[Given entries start]

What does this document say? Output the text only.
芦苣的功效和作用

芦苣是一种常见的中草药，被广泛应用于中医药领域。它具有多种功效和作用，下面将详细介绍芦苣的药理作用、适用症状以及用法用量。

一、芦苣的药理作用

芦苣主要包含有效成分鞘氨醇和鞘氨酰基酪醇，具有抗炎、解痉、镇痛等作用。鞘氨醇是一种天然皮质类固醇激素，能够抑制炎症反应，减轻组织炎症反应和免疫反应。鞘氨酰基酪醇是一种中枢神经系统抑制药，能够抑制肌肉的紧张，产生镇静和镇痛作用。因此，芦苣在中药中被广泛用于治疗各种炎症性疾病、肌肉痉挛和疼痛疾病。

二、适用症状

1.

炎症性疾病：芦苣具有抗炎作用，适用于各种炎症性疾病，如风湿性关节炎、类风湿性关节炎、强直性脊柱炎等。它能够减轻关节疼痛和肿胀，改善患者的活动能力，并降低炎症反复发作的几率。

[Given entries end]
[Given entries start]

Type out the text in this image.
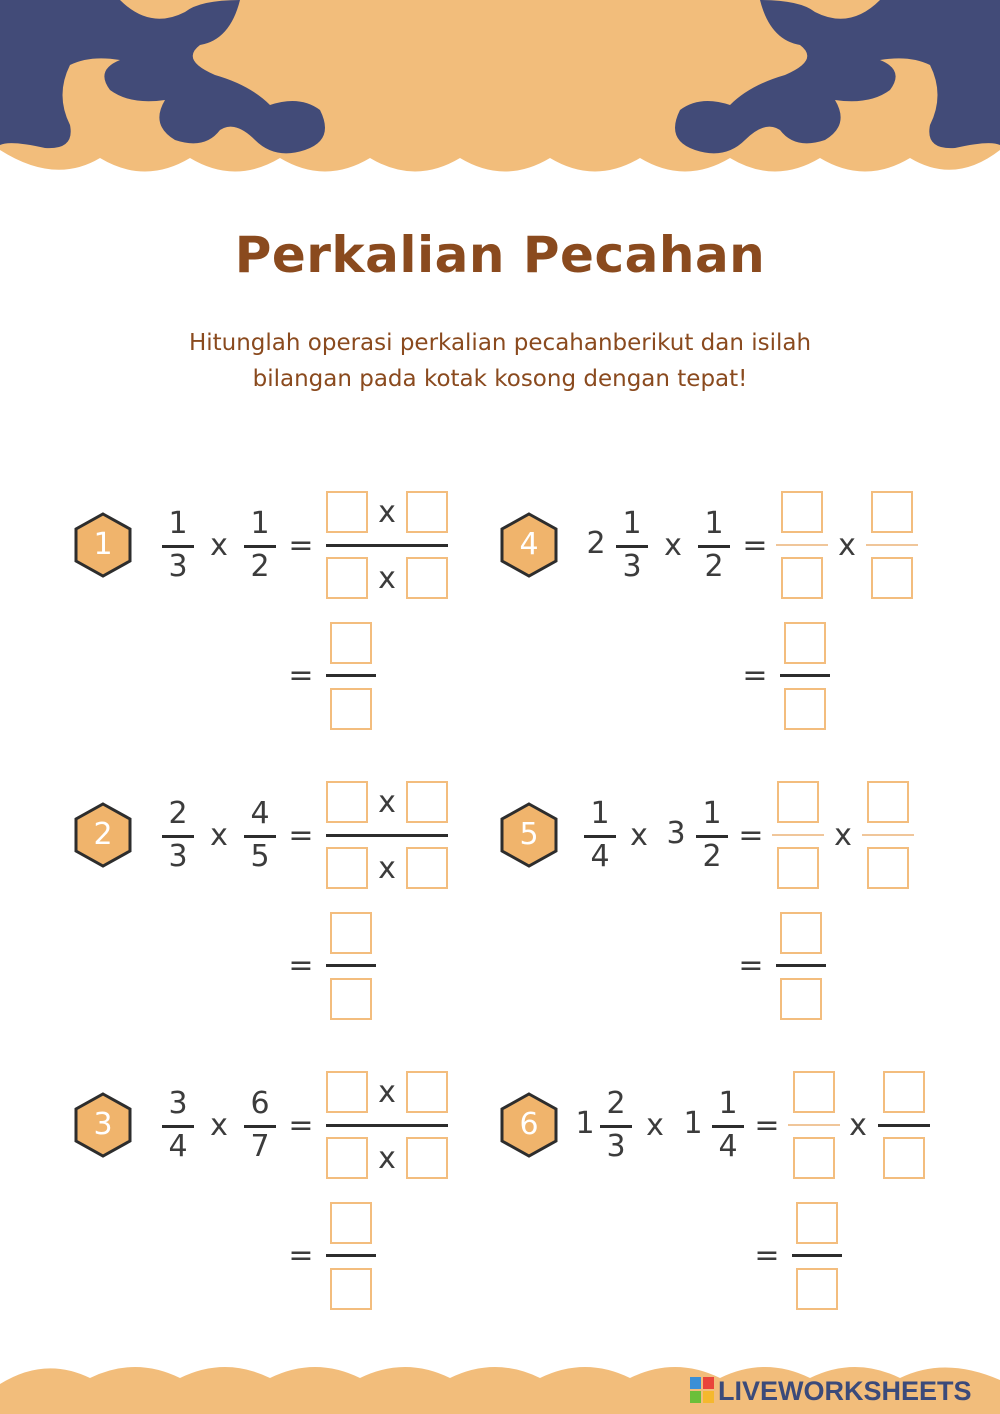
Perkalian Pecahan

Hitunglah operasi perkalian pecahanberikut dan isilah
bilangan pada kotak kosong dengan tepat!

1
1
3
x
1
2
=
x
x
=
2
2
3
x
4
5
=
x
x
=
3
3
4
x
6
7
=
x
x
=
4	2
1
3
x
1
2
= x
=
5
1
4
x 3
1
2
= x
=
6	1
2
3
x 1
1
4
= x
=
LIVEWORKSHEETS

[Given entries end]

— The problem —
From the records given above, copy all lines containing "text".

— Correct response —
What does this document say? Output the text only.
Type out the text in this image.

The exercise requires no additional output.